__Aim of the exercise__
Copy each line that contains the word "climate".

#### Supplied information

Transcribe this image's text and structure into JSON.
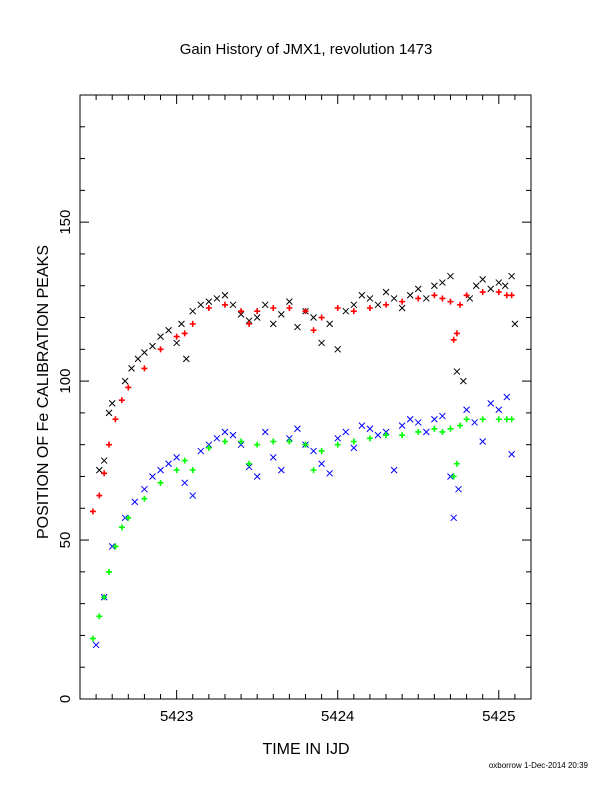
{
  "chart_data": {
    "type": "scatter",
    "title": "Gain History of JMX1, revolution 1473",
    "xlabel": "TIME IN IJD",
    "ylabel": "POSITION OF Fe CALIBRATION PEAKS",
    "xlim": [
      5422.4,
      5425.2
    ],
    "ylim": [
      0,
      190
    ],
    "x_ticks": [
      5423,
      5424,
      5425
    ],
    "y_ticks": [
      0,
      50,
      100,
      150
    ],
    "grid": false,
    "footer": "oxborrow 1-Dec-2014 20:39",
    "series": [
      {
        "color": "#000000",
        "marker": "x",
        "x": [
          5422.52,
          5422.55,
          5422.58,
          5422.6,
          5422.68,
          5422.72,
          5422.76,
          5422.8,
          5422.85,
          5422.9,
          5422.95,
          5423.0,
          5423.03,
          5423.06,
          5423.1,
          5423.15,
          5423.2,
          5423.25,
          5423.3,
          5423.35,
          5423.4,
          5423.45,
          5423.5,
          5423.55,
          5423.6,
          5423.65,
          5423.7,
          5423.75,
          5423.8,
          5423.85,
          5423.9,
          5423.95,
          5424.0,
          5424.05,
          5424.1,
          5424.15,
          5424.2,
          5424.25,
          5424.3,
          5424.35,
          5424.4,
          5424.45,
          5424.5,
          5424.55,
          5424.6,
          5424.65,
          5424.7,
          5424.74,
          5424.78,
          5424.82,
          5424.86,
          5424.9,
          5424.95,
          5425.0,
          5425.04,
          5425.08,
          5425.1
        ],
        "values": [
          72,
          75,
          90,
          93,
          100,
          104,
          107,
          109,
          111,
          114,
          116,
          112,
          118,
          107,
          122,
          124,
          125,
          126,
          127,
          124,
          121,
          119,
          120,
          124,
          118,
          121,
          125,
          117,
          122,
          120,
          112,
          118,
          110,
          122,
          124,
          127,
          126,
          124,
          128,
          126,
          123,
          127,
          129,
          126,
          130,
          131,
          133,
          103,
          100,
          126,
          130,
          132,
          129,
          131,
          130,
          133,
          118
        ]
      },
      {
        "color": "#ff0000",
        "marker": "+",
        "x": [
          5422.48,
          5422.52,
          5422.55,
          5422.58,
          5422.62,
          5422.66,
          5422.7,
          5422.8,
          5422.9,
          5423.0,
          5423.05,
          5423.1,
          5423.2,
          5423.3,
          5423.4,
          5423.45,
          5423.5,
          5423.6,
          5423.7,
          5423.8,
          5423.85,
          5423.9,
          5424.0,
          5424.1,
          5424.2,
          5424.3,
          5424.4,
          5424.5,
          5424.6,
          5424.65,
          5424.7,
          5424.72,
          5424.74,
          5424.76,
          5424.8,
          5424.9,
          5425.0,
          5425.05,
          5425.08
        ],
        "values": [
          59,
          64,
          71,
          80,
          88,
          94,
          98,
          104,
          110,
          114,
          115,
          118,
          123,
          124,
          122,
          118,
          122,
          123,
          123,
          122,
          116,
          120,
          123,
          122,
          123,
          124,
          125,
          126,
          127,
          126,
          125,
          113,
          115,
          124,
          127,
          128,
          128,
          127,
          127
        ]
      },
      {
        "color": "#0000ff",
        "marker": "x",
        "x": [
          5422.5,
          5422.55,
          5422.6,
          5422.68,
          5422.74,
          5422.8,
          5422.85,
          5422.9,
          5422.95,
          5423.0,
          5423.05,
          5423.1,
          5423.15,
          5423.2,
          5423.25,
          5423.3,
          5423.35,
          5423.4,
          5423.45,
          5423.5,
          5423.55,
          5423.6,
          5423.65,
          5423.7,
          5423.75,
          5423.8,
          5423.85,
          5423.9,
          5423.95,
          5424.0,
          5424.05,
          5424.1,
          5424.15,
          5424.2,
          5424.25,
          5424.3,
          5424.35,
          5424.4,
          5424.45,
          5424.5,
          5424.55,
          5424.6,
          5424.65,
          5424.7,
          5424.72,
          5424.75,
          5424.8,
          5424.85,
          5424.9,
          5424.95,
          5425.0,
          5425.05,
          5425.08
        ],
        "values": [
          17,
          32,
          48,
          57,
          62,
          66,
          70,
          72,
          74,
          76,
          68,
          64,
          78,
          80,
          82,
          84,
          83,
          80,
          73,
          70,
          84,
          76,
          72,
          82,
          85,
          80,
          78,
          74,
          71,
          82,
          84,
          79,
          86,
          85,
          83,
          84,
          72,
          86,
          88,
          87,
          84,
          88,
          89,
          70,
          57,
          66,
          91,
          87,
          81,
          93,
          91,
          95,
          77
        ]
      },
      {
        "color": "#00ff00",
        "marker": "+",
        "x": [
          5422.48,
          5422.52,
          5422.55,
          5422.58,
          5422.62,
          5422.66,
          5422.7,
          5422.8,
          5422.9,
          5423.0,
          5423.05,
          5423.1,
          5423.2,
          5423.3,
          5423.4,
          5423.45,
          5423.5,
          5423.6,
          5423.7,
          5423.8,
          5423.85,
          5423.9,
          5424.0,
          5424.1,
          5424.2,
          5424.3,
          5424.4,
          5424.5,
          5424.6,
          5424.65,
          5424.7,
          5424.72,
          5424.74,
          5424.76,
          5424.8,
          5424.9,
          5425.0,
          5425.05,
          5425.08
        ],
        "values": [
          19,
          26,
          32,
          40,
          48,
          54,
          57,
          63,
          68,
          72,
          75,
          72,
          79,
          81,
          81,
          74,
          80,
          81,
          81,
          80,
          72,
          78,
          80,
          81,
          82,
          83,
          83,
          84,
          85,
          84,
          85,
          70,
          74,
          86,
          88,
          88,
          88,
          88,
          88
        ]
      }
    ]
  }
}
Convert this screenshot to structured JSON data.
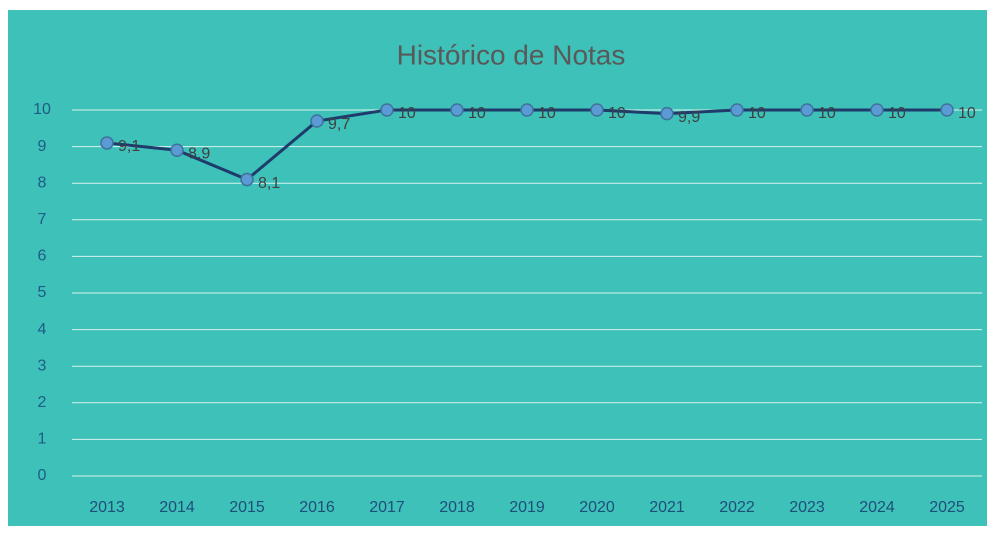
{
  "chart_data": {
    "type": "line",
    "title": "Histórico de Notas",
    "categories": [
      "2013",
      "2014",
      "2015",
      "2016",
      "2017",
      "2018",
      "2019",
      "2020",
      "2021",
      "2022",
      "2023",
      "2024",
      "2025"
    ],
    "values": [
      9.1,
      8.9,
      8.1,
      9.7,
      10,
      10,
      10,
      10,
      9.9,
      10,
      10,
      10,
      10
    ],
    "value_labels": [
      "9,1",
      "8,9",
      "8,1",
      "9,7",
      "10",
      "10",
      "10",
      "10",
      "9,9",
      "10",
      "10",
      "10",
      "10"
    ],
    "color": "#1f3b6b",
    "marker_color": "#5b9bd5",
    "ylim": [
      0,
      10
    ],
    "yticks": [
      0,
      1,
      2,
      3,
      4,
      5,
      6,
      7,
      8,
      9,
      10
    ],
    "grid": true
  }
}
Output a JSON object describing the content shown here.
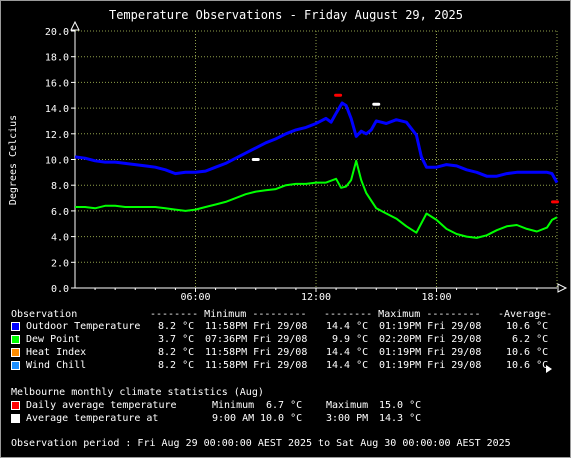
{
  "colors": {
    "grid": "#8fa04a",
    "axis": "#ffffff",
    "outdoor": "#0000ff",
    "dewpoint": "#00ff00",
    "heatindex": "#ff8c00",
    "windchill": "#1e90ff",
    "daily_avg": "#ff0000",
    "avg_temp": "#ffffff"
  },
  "chart_data": {
    "type": "line",
    "title": "Temperature Observations - Friday August 29, 2025",
    "ylabel": "Degrees Celcius",
    "xlabel": "",
    "x_unit": "hours",
    "xlim": [
      0,
      24
    ],
    "ylim": [
      0,
      20
    ],
    "y_ticks": [
      "20.0",
      "18.0",
      "16.0",
      "14.0",
      "12.0",
      "10.0",
      "8.0",
      "6.0",
      "4.0",
      "2.0",
      "0.0"
    ],
    "x_ticks": [
      {
        "label": "06:00",
        "x": 6
      },
      {
        "label": "12:00",
        "x": 12
      },
      {
        "label": "18:00",
        "x": 18
      }
    ],
    "grid": true,
    "series": [
      {
        "name": "Outdoor Temperature",
        "color_key": "outdoor",
        "x": [
          0,
          0.5,
          1,
          1.5,
          2,
          2.5,
          3,
          3.5,
          4,
          4.5,
          5,
          5.5,
          6,
          6.5,
          7,
          7.5,
          8,
          8.5,
          9,
          9.5,
          10,
          10.5,
          11,
          11.5,
          12,
          12.25,
          12.5,
          12.75,
          13,
          13.3,
          13.5,
          13.75,
          14,
          14.25,
          14.5,
          14.75,
          15,
          15.25,
          15.5,
          16,
          16.5,
          17,
          17.25,
          17.5,
          18,
          18.5,
          19,
          19.5,
          20,
          20.5,
          21,
          21.5,
          22,
          22.5,
          23,
          23.5,
          23.75,
          24
        ],
        "values": [
          10.2,
          10.1,
          9.9,
          9.8,
          9.8,
          9.7,
          9.6,
          9.5,
          9.4,
          9.2,
          8.9,
          9.0,
          9.0,
          9.1,
          9.4,
          9.7,
          10.1,
          10.5,
          10.9,
          11.3,
          11.6,
          12.0,
          12.3,
          12.5,
          12.8,
          13.0,
          13.2,
          12.9,
          13.6,
          14.4,
          14.2,
          13.2,
          11.8,
          12.2,
          12.0,
          12.3,
          13.0,
          12.9,
          12.8,
          13.1,
          12.9,
          11.9,
          10.2,
          9.4,
          9.4,
          9.6,
          9.5,
          9.2,
          9.0,
          8.7,
          8.7,
          8.9,
          9.0,
          9.0,
          9.0,
          9.0,
          8.9,
          8.2
        ]
      },
      {
        "name": "Dew Point",
        "color_key": "dewpoint",
        "x": [
          0,
          0.5,
          1,
          1.5,
          2,
          2.5,
          3,
          3.5,
          4,
          4.5,
          5,
          5.5,
          6,
          6.5,
          7,
          7.5,
          8,
          8.5,
          9,
          9.5,
          10,
          10.5,
          11,
          11.5,
          12,
          12.5,
          13,
          13.25,
          13.5,
          13.75,
          14,
          14.25,
          14.5,
          14.75,
          15,
          15.5,
          16,
          16.5,
          17,
          17.5,
          18,
          18.5,
          19,
          19.5,
          20,
          20.5,
          21,
          21.5,
          22,
          22.5,
          23,
          23.5,
          23.75,
          24
        ],
        "values": [
          6.3,
          6.3,
          6.2,
          6.4,
          6.4,
          6.3,
          6.3,
          6.3,
          6.3,
          6.2,
          6.1,
          6.0,
          6.1,
          6.3,
          6.5,
          6.7,
          7.0,
          7.3,
          7.5,
          7.6,
          7.7,
          8.0,
          8.1,
          8.1,
          8.2,
          8.2,
          8.5,
          7.8,
          7.9,
          8.4,
          9.9,
          8.4,
          7.4,
          6.8,
          6.2,
          5.8,
          5.4,
          4.8,
          4.3,
          5.8,
          5.3,
          4.6,
          4.2,
          4.0,
          3.9,
          4.1,
          4.5,
          4.8,
          4.9,
          4.6,
          4.4,
          4.7,
          5.3,
          5.5
        ]
      },
      {
        "name": "Heat Index",
        "color_key": "heatindex",
        "x": [],
        "values": []
      },
      {
        "name": "Wind Chill",
        "color_key": "windchill",
        "x": [],
        "values": []
      }
    ],
    "markers": [
      {
        "name": "Daily average temperature",
        "color_key": "daily_avg",
        "x": 13.1,
        "y": 15.0,
        "shape": "dash"
      },
      {
        "name": "Daily average temperature",
        "color_key": "daily_avg",
        "x": 23.9,
        "y": 6.7,
        "shape": "dash"
      },
      {
        "name": "Average temperature at",
        "color_key": "avg_temp",
        "x": 9.0,
        "y": 10.0,
        "shape": "dash"
      },
      {
        "name": "Average temperature at",
        "color_key": "avg_temp",
        "x": 15.0,
        "y": 14.3,
        "shape": "dash"
      }
    ]
  },
  "legend": {
    "header": {
      "observation": "Observation",
      "minimum": "-------- Minimum ---------",
      "maximum": "-------- Maximum ---------",
      "average": "-Average-"
    },
    "rows": [
      {
        "name": "Outdoor Temperature",
        "color_key": "outdoor",
        "min_val": "8.2 °C",
        "min_time": "11:58PM Fri 29/08",
        "max_val": "14.4 °C",
        "max_time": "01:19PM Fri 29/08",
        "avg": "10.6 °C"
      },
      {
        "name": "Dew Point",
        "color_key": "dewpoint",
        "min_val": "3.7 °C",
        "min_time": "07:36PM Fri 29/08",
        "max_val": "9.9 °C",
        "max_time": "02:20PM Fri 29/08",
        "avg": "6.2 °C"
      },
      {
        "name": "Heat Index",
        "color_key": "heatindex",
        "min_val": "8.2 °C",
        "min_time": "11:58PM Fri 29/08",
        "max_val": "14.4 °C",
        "max_time": "01:19PM Fri 29/08",
        "avg": "10.6 °C"
      },
      {
        "name": "Wind Chill",
        "color_key": "windchill",
        "min_val": "8.2 °C",
        "min_time": "11:58PM Fri 29/08",
        "max_val": "14.4 °C",
        "max_time": "01:19PM Fri 29/08",
        "avg": "10.6 °C"
      }
    ]
  },
  "climate": {
    "title": "Melbourne monthly climate statistics (Aug)",
    "rows": [
      {
        "label": "Daily average temperature",
        "color_key": "daily_avg",
        "left_label": "Minimum",
        "left_value": "6.7 °C",
        "right_label": "Maximum",
        "right_value": "15.0 °C"
      },
      {
        "label": "Average temperature at",
        "color_key": "avg_temp",
        "left_label": "9:00 AM",
        "left_value": "10.0 °C",
        "right_label": "3:00 PM",
        "right_value": "14.3 °C"
      }
    ]
  },
  "footer": {
    "period": "Observation period : Fri Aug 29 00:00:00 AEST 2025 to Sat Aug 30 00:00:00 AEST 2025"
  }
}
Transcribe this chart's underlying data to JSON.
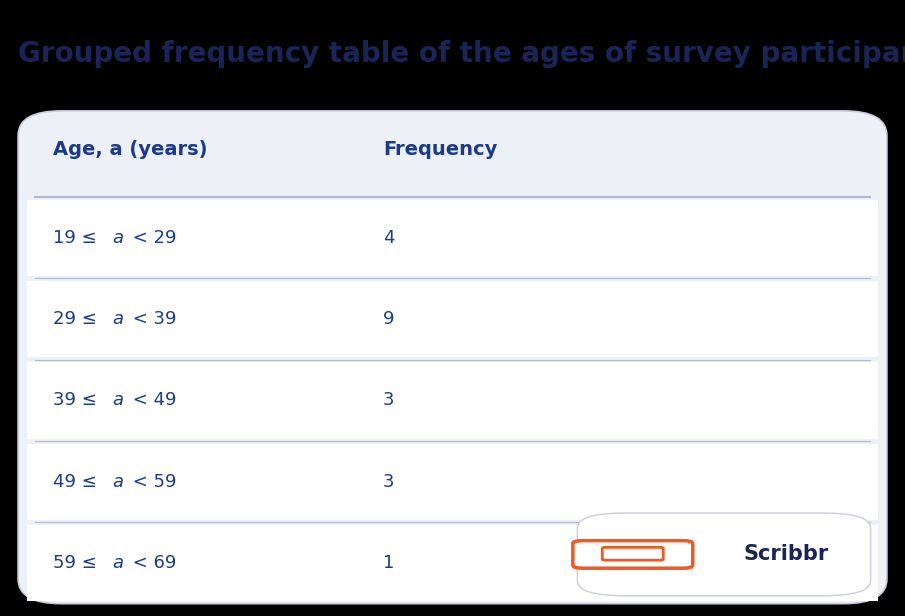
{
  "title": "Grouped frequency table of the ages of survey participants",
  "title_color": "#1a2456",
  "title_fontsize": 20,
  "bg_color": "#000000",
  "table_bg_color": "#eef0f8",
  "header_bg_color": "#eef0f8",
  "divider_color": "#b0b8cc",
  "row_bg_color": "#ffffff",
  "col1_header": "Age, a (years)",
  "col2_header": "Frequency",
  "header_text_color": "#1a3a8a",
  "cell_text_color": "#1a3a8a",
  "rows": [
    [
      "19 ≤ a < 29",
      "4"
    ],
    [
      "29 ≤ a < 39",
      "9"
    ],
    [
      "39 ≤ a < 49",
      "3"
    ],
    [
      "49 ≤ a < 59",
      "3"
    ],
    [
      "59 ≤ a < 69",
      "1"
    ]
  ],
  "scribbr_text": "Scribbr",
  "scribbr_text_color": "#1a2456",
  "scribbr_orange": "#f05a22"
}
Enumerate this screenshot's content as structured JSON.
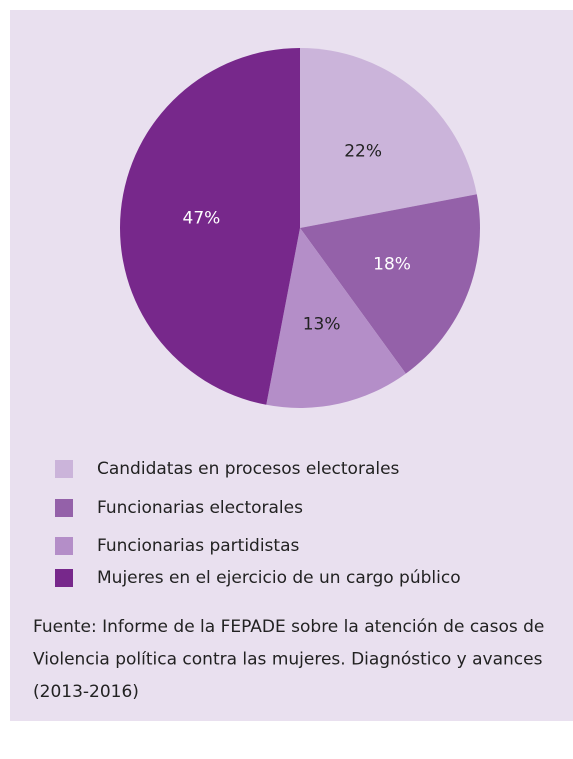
{
  "chart_data": {
    "type": "pie",
    "categories": [
      "Candidatas en procesos electorales",
      "Funcionarias electorales",
      "Funcionarias partidistas",
      "Mujeres en el ejercicio de un cargo público"
    ],
    "values": [
      22,
      18,
      13,
      47
    ],
    "value_labels": [
      "22%",
      "18%",
      "13%",
      "47%"
    ],
    "colors": [
      "#cbb4da",
      "#9461a9",
      "#b48ec8",
      "#77288b"
    ],
    "source": [
      "Fuente: Informe de la FEPADE sobre la atención de casos de",
      "Violencia política contra las mujeres. Diagnóstico y avances",
      "(2013-2016)"
    ]
  }
}
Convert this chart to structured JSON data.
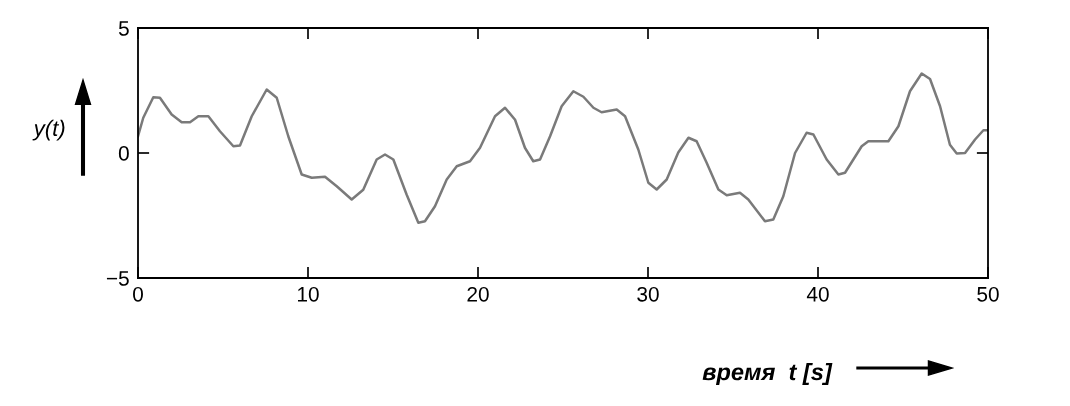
{
  "chart_data": {
    "type": "line",
    "xlabel": "время  t [s]",
    "ylabel": "y(t)",
    "xlim": [
      0,
      50
    ],
    "xticks": [
      0,
      10,
      20,
      30,
      40,
      50
    ],
    "ylim": [
      -5,
      5
    ],
    "yticks": [
      {
        "value": -5,
        "label": "−5"
      },
      0,
      5
    ],
    "marker": "none",
    "line_style": "solid",
    "series": [
      {
        "color": "#7a7a7a",
        "x": [
          0,
          0.31,
          0.9,
          1.29,
          1.98,
          2.57,
          3.06,
          3.55,
          4.14,
          4.82,
          5.61,
          6.0,
          6.69,
          7.57,
          8.16,
          8.84,
          9.63,
          10.22,
          11.0,
          11.69,
          12.57,
          13.25,
          14.04,
          14.53,
          15.02,
          15.8,
          16.49,
          16.88,
          17.47,
          18.16,
          18.75,
          19.53,
          20.12,
          21.0,
          21.59,
          22.18,
          22.76,
          23.25,
          23.65,
          24.24,
          24.92,
          25.61,
          26.2,
          26.79,
          27.27,
          28.16,
          28.65,
          29.43,
          30.02,
          30.51,
          31.1,
          31.78,
          32.38,
          32.86,
          33.45,
          34.14,
          34.63,
          35.41,
          35.9,
          36.88,
          37.37,
          37.96,
          38.65,
          39.33,
          39.73,
          40.51,
          41.2,
          41.59,
          42.57,
          42.96,
          44.14,
          44.73,
          45.41,
          46.1,
          46.59,
          47.18,
          47.76,
          48.16,
          48.65,
          49.24,
          49.73,
          50.0
        ],
        "values": [
          0.67,
          1.41,
          2.23,
          2.21,
          1.54,
          1.23,
          1.23,
          1.47,
          1.47,
          0.87,
          0.27,
          0.3,
          1.47,
          2.54,
          2.21,
          0.67,
          -0.86,
          -0.99,
          -0.95,
          -1.33,
          -1.86,
          -1.47,
          -0.26,
          -0.06,
          -0.26,
          -1.66,
          -2.79,
          -2.73,
          -2.13,
          -1.06,
          -0.53,
          -0.33,
          0.21,
          1.47,
          1.81,
          1.33,
          0.21,
          -0.33,
          -0.26,
          0.67,
          1.87,
          2.47,
          2.25,
          1.81,
          1.63,
          1.74,
          1.47,
          0.14,
          -1.19,
          -1.46,
          -1.06,
          0.02,
          0.61,
          0.47,
          -0.39,
          -1.46,
          -1.69,
          -1.59,
          -1.86,
          -2.73,
          -2.66,
          -1.73,
          0.0,
          0.81,
          0.74,
          -0.26,
          -0.86,
          -0.79,
          0.27,
          0.47,
          0.47,
          1.07,
          2.47,
          3.18,
          2.96,
          1.87,
          0.33,
          -0.02,
          0.0,
          0.54,
          0.91,
          0.91
        ]
      }
    ]
  }
}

########

__Expected answer__
  "climate": {
    "title": "Melbourne monthly climate statistics (Aug)",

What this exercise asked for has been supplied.